begin Raw data

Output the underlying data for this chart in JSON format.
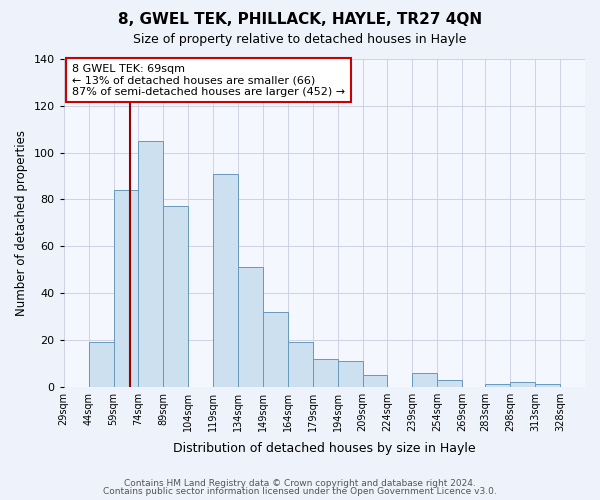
{
  "title": "8, GWEL TEK, PHILLACK, HAYLE, TR27 4QN",
  "subtitle": "Size of property relative to detached houses in Hayle",
  "xlabel": "Distribution of detached houses by size in Hayle",
  "ylabel": "Number of detached properties",
  "bar_values": [
    0,
    19,
    84,
    105,
    77,
    0,
    91,
    51,
    32,
    19,
    12,
    11,
    5,
    0,
    6,
    3,
    0,
    1,
    2,
    1,
    0
  ],
  "bin_labels": [
    "29sqm",
    "44sqm",
    "59sqm",
    "74sqm",
    "89sqm",
    "104sqm",
    "119sqm",
    "134sqm",
    "149sqm",
    "164sqm",
    "179sqm",
    "194sqm",
    "209sqm",
    "224sqm",
    "239sqm",
    "254sqm",
    "269sqm",
    "283sqm",
    "298sqm",
    "313sqm",
    "328sqm"
  ],
  "bin_edges": [
    29,
    44,
    59,
    74,
    89,
    104,
    119,
    134,
    149,
    164,
    179,
    194,
    209,
    224,
    239,
    254,
    269,
    283,
    298,
    313,
    328,
    343
  ],
  "bar_color": "#cce0f0",
  "bar_edge_color": "#6699bb",
  "property_line_x": 69,
  "property_line_color": "#990000",
  "ylim": [
    0,
    140
  ],
  "yticks": [
    0,
    20,
    40,
    60,
    80,
    100,
    120,
    140
  ],
  "annotation_text": "8 GWEL TEK: 69sqm\n← 13% of detached houses are smaller (66)\n87% of semi-detached houses are larger (452) →",
  "annotation_box_color": "#ffffff",
  "annotation_box_edge_color": "#cc0000",
  "footer_line1": "Contains HM Land Registry data © Crown copyright and database right 2024.",
  "footer_line2": "Contains public sector information licensed under the Open Government Licence v3.0.",
  "bg_color": "#eef2fa",
  "plot_bg_color": "#f5f7ff",
  "grid_color": "#c8cce0"
}
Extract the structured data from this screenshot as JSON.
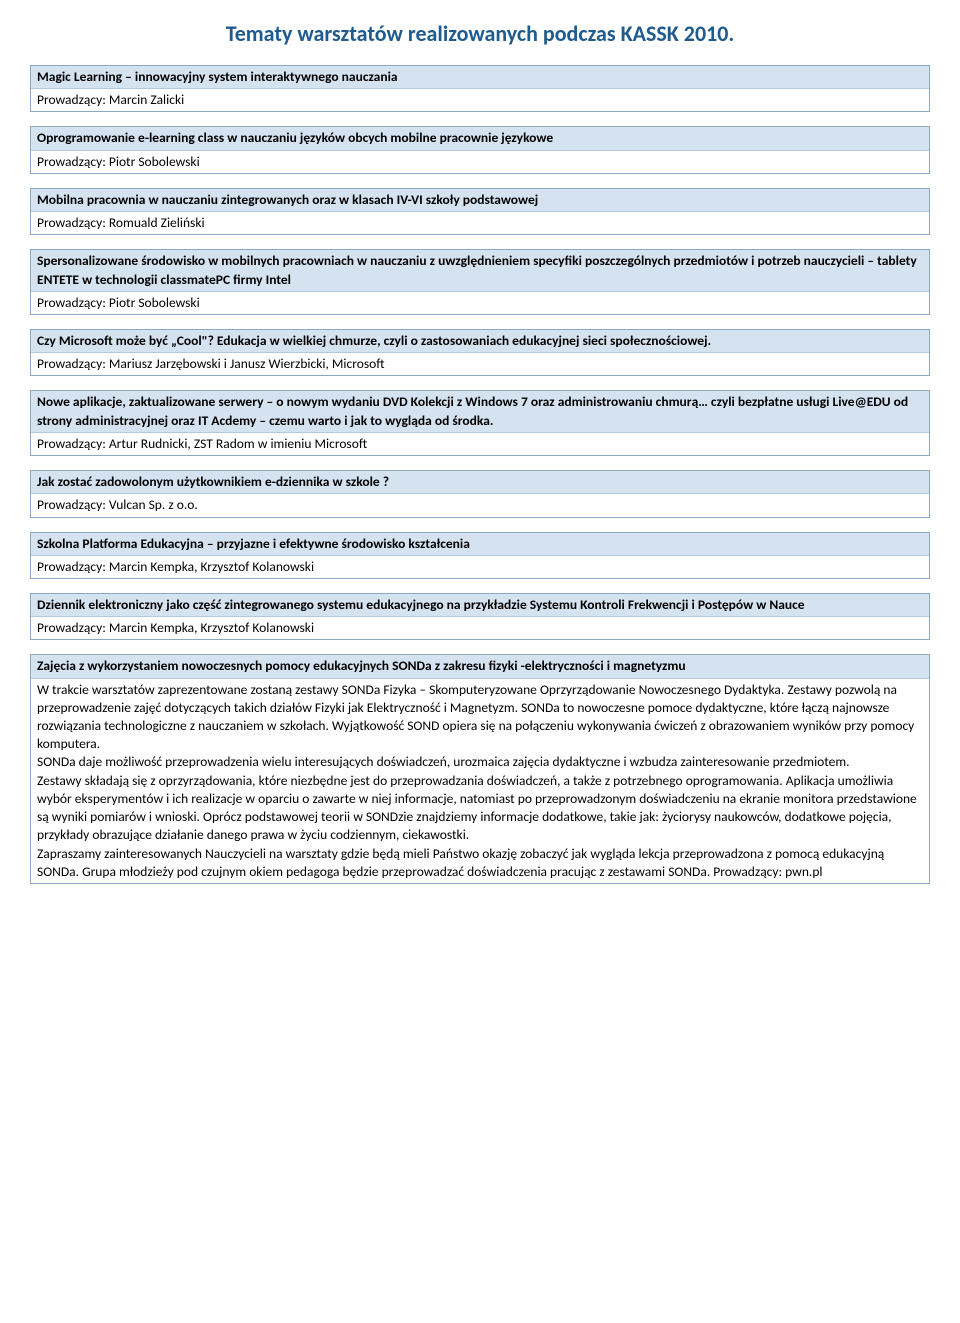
{
  "pageTitle": "Tematy warsztatów realizowanych podczas KASSK 2010.",
  "blocks": [
    {
      "headerBold": "Magic Learning – innowacyjny system interaktywnego nauczania",
      "bodyLines": [
        "Prowadzący: Marcin Zalicki"
      ]
    },
    {
      "headerBold": "Oprogramowanie e-learning class w nauczaniu języków obcych mobilne pracownie językowe",
      "bodyLines": [
        "Prowadzący: Piotr Sobolewski"
      ]
    },
    {
      "headerBold": "Mobilna pracownia w nauczaniu zintegrowanych oraz w klasach IV-VI szkoły podstawowej",
      "bodyLines": [
        "Prowadzący: Romuald Zieliński"
      ]
    },
    {
      "headerBold": "Spersonalizowane środowisko w mobilnych pracowniach w nauczaniu z uwzględnieniem specyfiki poszczególnych przedmiotów i potrzeb nauczycieli – tablety ENTETE w technologii classmatePC firmy Intel",
      "bodyLines": [
        "Prowadzący: Piotr Sobolewski"
      ]
    },
    {
      "headerBold": "Czy Microsoft może być „Cool\"? Edukacja w wielkiej chmurze, czyli o zastosowaniach edukacyjnej sieci społecznościowej.",
      "bodyLines": [
        " Prowadzący: Mariusz Jarzębowski i Janusz Wierzbicki, Microsoft"
      ]
    },
    {
      "headerBold": "Nowe aplikacje, zaktualizowane serwery – o nowym wydaniu DVD Kolekcji z Windows 7 oraz administrowaniu chmurą… czyli bezpłatne usługi Live@EDU od strony administracyjnej oraz IT Acdemy – czemu warto i jak to wygląda od środka.",
      "bodyLines": [
        "Prowadzący:  Artur Rudnicki, ZST Radom w imieniu Microsoft"
      ]
    },
    {
      "headerBold": "Jak zostać zadowolonym użytkownikiem e-dziennika w szkole ?",
      "bodyLines": [
        "Prowadzący:  Vulcan Sp. z o.o."
      ]
    },
    {
      "headerBold": "Szkolna Platforma Edukacyjna – przyjazne i efektywne środowisko kształcenia",
      "bodyLines": [
        "Prowadzący:  Marcin Kempka, Krzysztof Kolanowski"
      ]
    },
    {
      "headerBold": "Dziennik elektroniczny jako część zintegrowanego systemu edukacyjnego na przykładzie Systemu Kontroli Frekwencji i Postępów w Nauce",
      "bodyLines": [
        "Prowadzący:  Marcin Kempka, Krzysztof Kolanowski"
      ]
    },
    {
      "headerBold": "Zajęcia z wykorzystaniem nowoczesnych pomocy edukacyjnych SONDa  z zakresu fizyki -elektryczności i magnetyzmu",
      "bodyLines": [
        "W trakcie warsztatów zaprezentowane zostaną zestawy SONDa Fizyka – Skomputeryzowane Oprzyrządowanie Nowoczesnego Dydaktyka. Zestawy pozwolą na przeprowadzenie zajęć dotyczących takich  działów Fizyki jak Elektryczność i Magnetyzm. SONDa to nowoczesne pomoce dydaktyczne, które łączą najnowsze rozwiązania technologiczne z nauczaniem w szkołach.  Wyjątkowość SOND opiera się na połączeniu wykonywania ćwiczeń z obrazowaniem wyników przy pomocy komputera.",
        "SONDa daje możliwość przeprowadzenia wielu interesujących doświadczeń, urozmaica zajęcia dydaktyczne i wzbudza zainteresowanie przedmiotem.",
        "Zestawy składają się z oprzyrządowania, które niezbędne jest do przeprowadzania doświadczeń, a także z potrzebnego oprogramowania.  Aplikacja umożliwia wybór eksperymentów i  ich realizacje w oparciu o zawarte w niej informacje, natomiast  po przeprowadzonym doświadczeniu na ekranie monitora przedstawione są wyniki pomiarów i wnioski. Oprócz podstawowej teorii w SONDzie znajdziemy  informacje dodatkowe, takie jak: życiorysy naukowców, dodatkowe pojęcia, przykłady obrazujące działanie danego prawa w życiu codziennym, ciekawostki.",
        "Zapraszamy zainteresowanych Nauczycieli na warsztaty gdzie będą mieli Państwo okazję zobaczyć jak wygląda lekcja przeprowadzona z pomocą edukacyjną SONDa. Grupa młodzieży pod czujnym okiem pedagoga będzie przeprowadzać doświadczenia pracując z zestawami SONDa. Prowadzący:  pwn.pl"
      ]
    }
  ]
}
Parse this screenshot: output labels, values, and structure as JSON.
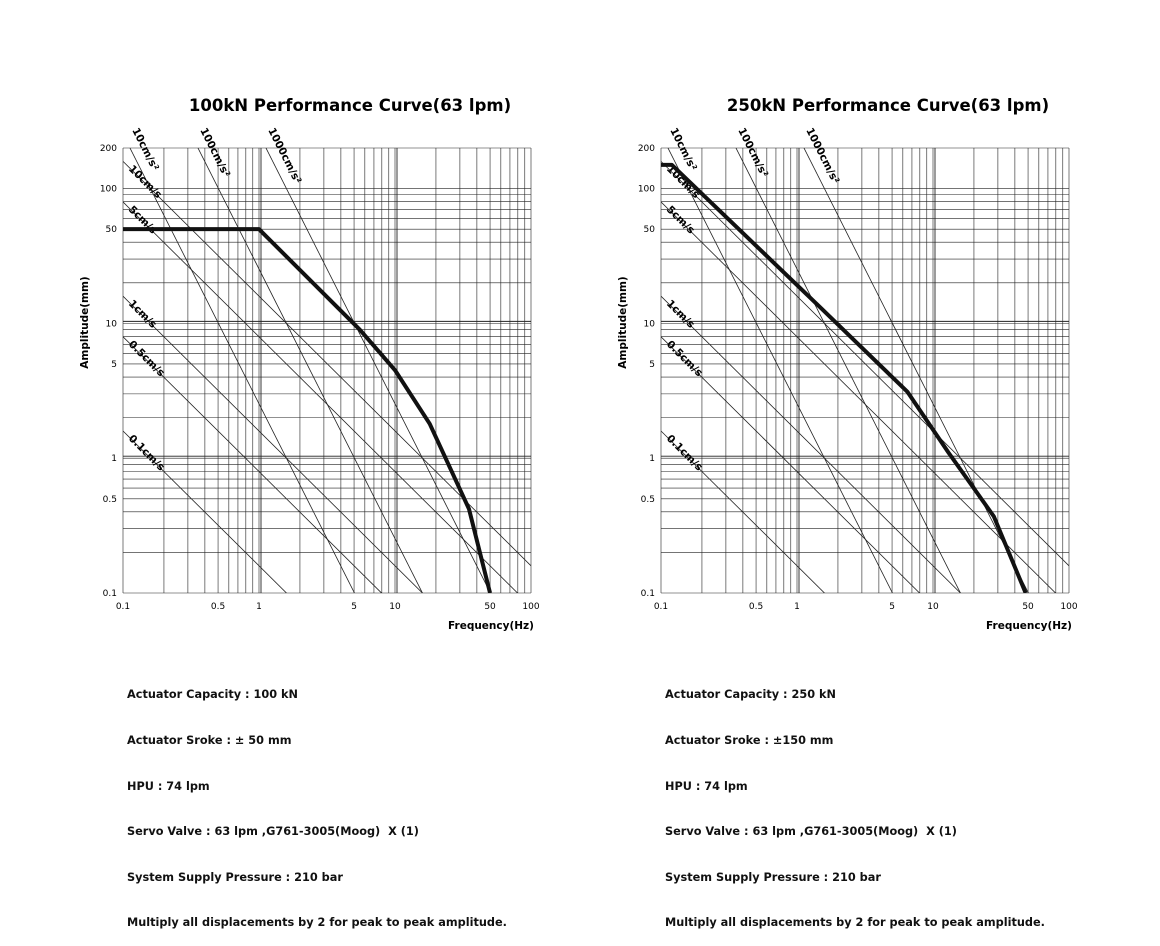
{
  "chart_data": [
    {
      "type": "line",
      "title": "100kN Performance Curve(63 lpm)",
      "xlabel": "Frequency(Hz)",
      "ylabel": "Amplitude(mm)",
      "xscale": "log",
      "yscale": "log",
      "xlim": [
        0.1,
        100
      ],
      "ylim": [
        0.1,
        200
      ],
      "xticks": [
        0.1,
        0.5,
        1,
        5,
        10,
        50,
        100
      ],
      "xtick_labels": [
        "0.1",
        "0.5",
        "1",
        "5",
        "10",
        "50",
        "100"
      ],
      "yticks": [
        0.1,
        0.5,
        1,
        5,
        10,
        50,
        100,
        200
      ],
      "ytick_labels": [
        "0.1",
        "0.5",
        "1",
        "5",
        "10",
        "50",
        "100",
        "200"
      ],
      "reference_lines": [
        {
          "label": "10cm/s²",
          "kind": "acceleration",
          "value": 10
        },
        {
          "label": "100cm/s²",
          "kind": "acceleration",
          "value": 100
        },
        {
          "label": "1000cm/s²",
          "kind": "acceleration",
          "value": 1000
        },
        {
          "label": "10cm/s",
          "kind": "velocity",
          "value": 10
        },
        {
          "label": "5cm/s",
          "kind": "velocity",
          "value": 5
        },
        {
          "label": "1cm/s",
          "kind": "velocity",
          "value": 1
        },
        {
          "label": "0.5cm/s",
          "kind": "velocity",
          "value": 0.5
        },
        {
          "label": "0.1cm/s",
          "kind": "velocity",
          "value": 0.1
        }
      ],
      "series": [
        {
          "name": "Performance",
          "x": [
            0.1,
            1.0,
            5.5,
            10,
            18,
            35,
            50
          ],
          "y": [
            50,
            50,
            9,
            4.5,
            1.8,
            0.42,
            0.1
          ]
        }
      ],
      "spec_lines": [
        "Actuator Capacity : 100 kN",
        "Actuator Sroke : ± 50 mm",
        "HPU : 74 lpm",
        "Servo Valve : 63 lpm ,G761-3005(Moog)  X (1)",
        "System Supply Pressure : 210 bar",
        "Multiply all displacements by 2 for peak to peak amplitude."
      ]
    },
    {
      "type": "line",
      "title": "250kN Performance Curve(63 lpm)",
      "xlabel": "Frequency(Hz)",
      "ylabel": "Amplitude(mm)",
      "xscale": "log",
      "yscale": "log",
      "xlim": [
        0.1,
        100
      ],
      "ylim": [
        0.1,
        200
      ],
      "xticks": [
        0.1,
        0.5,
        1,
        5,
        10,
        50,
        100
      ],
      "xtick_labels": [
        "0.1",
        "0.5",
        "1",
        "5",
        "10",
        "50",
        "100"
      ],
      "yticks": [
        0.1,
        0.5,
        1,
        5,
        10,
        50,
        100,
        200
      ],
      "ytick_labels": [
        "0.1",
        "0.5",
        "1",
        "5",
        "10",
        "50",
        "100",
        "200"
      ],
      "reference_lines": [
        {
          "label": "10cm/s²",
          "kind": "acceleration",
          "value": 10
        },
        {
          "label": "100cm/s²",
          "kind": "acceleration",
          "value": 100
        },
        {
          "label": "1000cm/s²",
          "kind": "acceleration",
          "value": 1000
        },
        {
          "label": "10cm/s",
          "kind": "velocity",
          "value": 10
        },
        {
          "label": "5cm/s",
          "kind": "velocity",
          "value": 5
        },
        {
          "label": "1cm/s",
          "kind": "velocity",
          "value": 1
        },
        {
          "label": "0.5cm/s",
          "kind": "velocity",
          "value": 0.5
        },
        {
          "label": "0.1cm/s",
          "kind": "velocity",
          "value": 0.1
        }
      ],
      "series": [
        {
          "name": "Performance",
          "x": [
            0.1,
            0.12,
            1.5,
            6.5,
            13,
            28,
            48
          ],
          "y": [
            150,
            150,
            13,
            3.1,
            1.1,
            0.37,
            0.1
          ]
        }
      ],
      "spec_lines": [
        "Actuator Capacity : 250 kN",
        "Actuator Sroke : ±150 mm",
        "HPU : 74 lpm",
        "Servo Valve : 63 lpm ,G761-3005(Moog)  X (1)",
        "System Supply Pressure : 210 bar",
        "Multiply all displacements by 2 for peak to peak amplitude."
      ]
    }
  ]
}
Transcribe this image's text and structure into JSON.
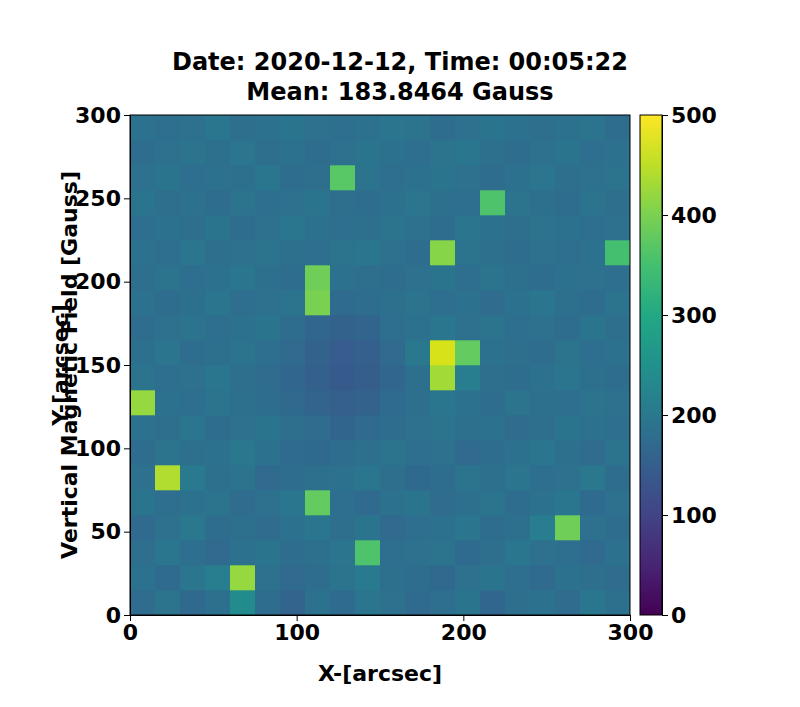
{
  "chart_data": {
    "type": "heatmap",
    "title": "Date: 2020-12-12, Time: 00:05:22",
    "subtitle": "Mean: 183.8464 Gauss",
    "x_label": "X-[arcsec]",
    "y_label": "Y-[arcsec]",
    "xlim": [
      0,
      300
    ],
    "ylim": [
      0,
      300
    ],
    "xticks": [
      0,
      100,
      200,
      300
    ],
    "yticks": [
      0,
      50,
      100,
      150,
      200,
      250,
      300
    ],
    "x_bins": [
      0,
      15,
      30,
      45,
      60,
      75,
      90,
      105,
      120,
      135,
      150,
      165,
      180,
      195,
      210,
      225,
      240,
      255,
      270,
      285,
      300
    ],
    "y_bins": [
      0,
      15,
      30,
      45,
      60,
      75,
      90,
      105,
      120,
      135,
      150,
      165,
      180,
      195,
      210,
      225,
      240,
      255,
      270,
      285,
      300
    ],
    "cells": [
      [
        175,
        190,
        168,
        182,
        240,
        176,
        160,
        188,
        172,
        195,
        185,
        170,
        178,
        192,
        165,
        180,
        188,
        174,
        196,
        182
      ],
      [
        188,
        172,
        195,
        210,
        420,
        185,
        170,
        176,
        190,
        205,
        182,
        176,
        168,
        185,
        192,
        178,
        170,
        186,
        180,
        175
      ],
      [
        180,
        196,
        178,
        170,
        188,
        192,
        176,
        182,
        194,
        360,
        178,
        184,
        190,
        172,
        180,
        196,
        184,
        178,
        170,
        188
      ],
      [
        170,
        185,
        200,
        176,
        182,
        174,
        188,
        196,
        180,
        192,
        170,
        178,
        186,
        194,
        176,
        182,
        210,
        390,
        184,
        176
      ],
      [
        192,
        178,
        186,
        190,
        175,
        184,
        196,
        380,
        178,
        170,
        186,
        192,
        174,
        182,
        190,
        176,
        188,
        196,
        172,
        185
      ],
      [
        184,
        440,
        205,
        182,
        190,
        170,
        176,
        182,
        188,
        196,
        180,
        168,
        176,
        190,
        182,
        194,
        178,
        184,
        198,
        176
      ],
      [
        176,
        190,
        182,
        188,
        200,
        186,
        172,
        168,
        176,
        182,
        190,
        178,
        184,
        170,
        176,
        188,
        196,
        182,
        174,
        190
      ],
      [
        186,
        180,
        194,
        176,
        184,
        192,
        180,
        174,
        162,
        170,
        176,
        184,
        190,
        182,
        188,
        174,
        180,
        192,
        186,
        178
      ],
      [
        420,
        186,
        178,
        190,
        182,
        176,
        168,
        160,
        150,
        158,
        172,
        180,
        196,
        186,
        176,
        190,
        182,
        178,
        190,
        184
      ],
      [
        190,
        178,
        184,
        196,
        180,
        174,
        166,
        152,
        140,
        148,
        164,
        182,
        430,
        210,
        180,
        176,
        188,
        194,
        182,
        176
      ],
      [
        182,
        194,
        176,
        182,
        190,
        178,
        170,
        158,
        146,
        150,
        170,
        200,
        470,
        380,
        186,
        180,
        176,
        190,
        178,
        188
      ],
      [
        176,
        184,
        190,
        178,
        186,
        192,
        176,
        164,
        156,
        162,
        178,
        188,
        196,
        184,
        190,
        178,
        184,
        176,
        192,
        180
      ],
      [
        188,
        176,
        182,
        194,
        178,
        184,
        190,
        400,
        172,
        176,
        182,
        190,
        178,
        186,
        174,
        188,
        196,
        182,
        176,
        190
      ],
      [
        180,
        190,
        178,
        186,
        196,
        182,
        176,
        390,
        186,
        180,
        176,
        184,
        192,
        178,
        190,
        182,
        176,
        188,
        184,
        178
      ],
      [
        186,
        178,
        194,
        180,
        184,
        190,
        182,
        178,
        190,
        196,
        184,
        176,
        410,
        190,
        182,
        176,
        184,
        178,
        186,
        350
      ],
      [
        178,
        186,
        180,
        192,
        176,
        184,
        196,
        186,
        178,
        182,
        190,
        184,
        176,
        194,
        188,
        180,
        190,
        186,
        178,
        184
      ],
      [
        192,
        180,
        186,
        176,
        190,
        178,
        184,
        192,
        180,
        176,
        186,
        194,
        182,
        178,
        360,
        190,
        182,
        176,
        190,
        180
      ],
      [
        184,
        192,
        178,
        188,
        182,
        196,
        176,
        180,
        370,
        190,
        178,
        186,
        192,
        184,
        176,
        188,
        194,
        180,
        184,
        190
      ],
      [
        176,
        184,
        190,
        182,
        194,
        180,
        188,
        176,
        184,
        192,
        186,
        178,
        190,
        196,
        182,
        176,
        184,
        192,
        178,
        186
      ],
      [
        188,
        178,
        184,
        196,
        180,
        186,
        192,
        184,
        178,
        186,
        194,
        190,
        176,
        184,
        192,
        188,
        180,
        186,
        190,
        176
      ]
    ],
    "colorbar": {
      "label": "Vertical Magnetic Field [Gauss]",
      "range": [
        0,
        500
      ],
      "ticks": [
        0,
        100,
        200,
        300,
        400,
        500
      ]
    }
  }
}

end Raw data

▶ _Task_:
Search the data for the string "Actuator" and copy each line where it appears.

▶ _Solution to this exercise_:
        "Actuator Capacity : 100 kN",
        "Actuator Sroke : ± 50 mm",
        "Actuator Capacity : 250 kN",
        "Actuator Sroke : ±150 mm",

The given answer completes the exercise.